TASK DETAILS:
Every record should be written out exactly, please.

DATA EXTRACT:

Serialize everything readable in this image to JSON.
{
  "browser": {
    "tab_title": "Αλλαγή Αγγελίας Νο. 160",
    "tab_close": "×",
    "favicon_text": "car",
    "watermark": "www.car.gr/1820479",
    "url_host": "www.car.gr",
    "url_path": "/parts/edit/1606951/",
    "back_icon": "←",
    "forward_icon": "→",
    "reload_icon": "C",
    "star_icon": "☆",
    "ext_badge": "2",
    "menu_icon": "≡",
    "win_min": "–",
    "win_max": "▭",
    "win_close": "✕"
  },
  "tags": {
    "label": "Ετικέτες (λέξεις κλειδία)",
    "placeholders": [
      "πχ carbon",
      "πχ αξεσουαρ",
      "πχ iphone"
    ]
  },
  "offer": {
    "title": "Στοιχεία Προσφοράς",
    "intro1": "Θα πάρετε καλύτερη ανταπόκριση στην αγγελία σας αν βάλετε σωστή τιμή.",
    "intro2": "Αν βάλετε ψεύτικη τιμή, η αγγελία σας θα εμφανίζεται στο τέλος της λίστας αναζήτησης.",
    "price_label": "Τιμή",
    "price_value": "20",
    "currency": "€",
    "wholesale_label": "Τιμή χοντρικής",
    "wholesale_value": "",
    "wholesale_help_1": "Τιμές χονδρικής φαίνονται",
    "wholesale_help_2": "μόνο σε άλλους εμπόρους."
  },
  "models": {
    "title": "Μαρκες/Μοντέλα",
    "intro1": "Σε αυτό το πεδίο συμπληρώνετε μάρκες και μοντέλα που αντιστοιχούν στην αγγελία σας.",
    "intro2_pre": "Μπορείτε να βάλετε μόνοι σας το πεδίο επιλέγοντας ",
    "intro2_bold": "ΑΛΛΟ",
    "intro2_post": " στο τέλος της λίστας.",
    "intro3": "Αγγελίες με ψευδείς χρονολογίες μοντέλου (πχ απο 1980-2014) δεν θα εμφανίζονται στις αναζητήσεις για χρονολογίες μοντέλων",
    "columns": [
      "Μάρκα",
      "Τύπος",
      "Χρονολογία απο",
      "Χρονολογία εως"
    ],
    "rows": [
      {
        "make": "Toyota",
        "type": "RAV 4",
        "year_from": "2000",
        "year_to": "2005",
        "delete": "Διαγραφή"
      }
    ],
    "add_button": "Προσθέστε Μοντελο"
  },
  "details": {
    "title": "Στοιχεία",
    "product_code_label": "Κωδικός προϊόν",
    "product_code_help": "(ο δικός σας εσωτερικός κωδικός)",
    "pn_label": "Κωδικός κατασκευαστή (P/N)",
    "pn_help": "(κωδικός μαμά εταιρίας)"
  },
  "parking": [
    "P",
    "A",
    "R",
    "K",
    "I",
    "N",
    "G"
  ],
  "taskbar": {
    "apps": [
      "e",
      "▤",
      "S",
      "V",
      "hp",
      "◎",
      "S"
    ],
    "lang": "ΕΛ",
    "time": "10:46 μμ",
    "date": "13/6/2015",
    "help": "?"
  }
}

TASK ANSWER:
Serialize everything readable in this image to JSON.
{
  "browser": {
    "tab_title": "Αλλαγή Αγγελίας Νο. 160",
    "tab_close": "×",
    "favicon_text": "car",
    "watermark": "www.car.gr/1820479",
    "url_host": "www.car.gr",
    "url_path": "/parts/edit/1606951/",
    "back_icon": "←",
    "forward_icon": "→",
    "reload_icon": "C",
    "star_icon": "☆",
    "ext_badge": "2",
    "menu_icon": "≡",
    "win_min": "–",
    "win_max": "▭",
    "win_close": "✕"
  },
  "tags": {
    "label": "Ετικέτες (λέξεις κλειδία)",
    "placeholders": [
      "πχ carbon",
      "πχ αξεσουαρ",
      "πχ iphone"
    ]
  },
  "offer": {
    "title": "Στοιχεία Προσφοράς",
    "intro1": "Θα πάρετε καλύτερη ανταπόκριση στην αγγελία σας αν βάλετε σωστή τιμή.",
    "intro2": "Αν βάλετε ψεύτικη τιμή, η αγγελία σας θα εμφανίζεται στο τέλος της λίστας αναζήτησης.",
    "price_label": "Τιμή",
    "price_value": "20",
    "currency": "€",
    "wholesale_label": "Τιμή χοντρικής",
    "wholesale_value": "",
    "wholesale_help_1": "Τιμές χονδρικής φαίνονται",
    "wholesale_help_2": "μόνο σε άλλους εμπόρους."
  },
  "models": {
    "title": "Μαρκες/Μοντέλα",
    "intro1": "Σε αυτό το πεδίο συμπληρώνετε μάρκες και μοντέλα που αντιστοιχούν στην αγγελία σας.",
    "intro2_pre": "Μπορείτε να βάλετε μόνοι σας το πεδίο επιλέγοντας ",
    "intro2_bold": "ΑΛΛΟ",
    "intro2_post": " στο τέλος της λίστας.",
    "intro3": "Αγγελίες με ψευδείς χρονολογίες μοντέλου (πχ απο 1980-2014) δεν θα εμφανίζονται στις αναζητήσεις για χρονολογίες μοντέλων",
    "columns": [
      "Μάρκα",
      "Τύπος",
      "Χρονολογία απο",
      "Χρονολογία εως"
    ],
    "rows": [
      {
        "make": "Toyota",
        "type": "RAV 4",
        "year_from": "2000",
        "year_to": "2005",
        "delete": "Διαγραφή"
      }
    ],
    "add_button": "Προσθέστε Μοντελο"
  },
  "details": {
    "title": "Στοιχεία",
    "product_code_label": "Κωδικός προϊόν",
    "product_code_help": "(ο δικός σας εσωτερικός κωδικός)",
    "pn_label": "Κωδικός κατασκευαστή (P/N)",
    "pn_help": "(κωδικός μαμά εταιρίας)"
  },
  "parking": [
    "P",
    "A",
    "R",
    "K",
    "I",
    "N",
    "G"
  ],
  "taskbar": {
    "apps": [
      "e",
      "▤",
      "S",
      "V",
      "hp",
      "◎",
      "S"
    ],
    "lang": "ΕΛ",
    "time": "10:46 μμ",
    "date": "13/6/2015",
    "help": "?"
  }
}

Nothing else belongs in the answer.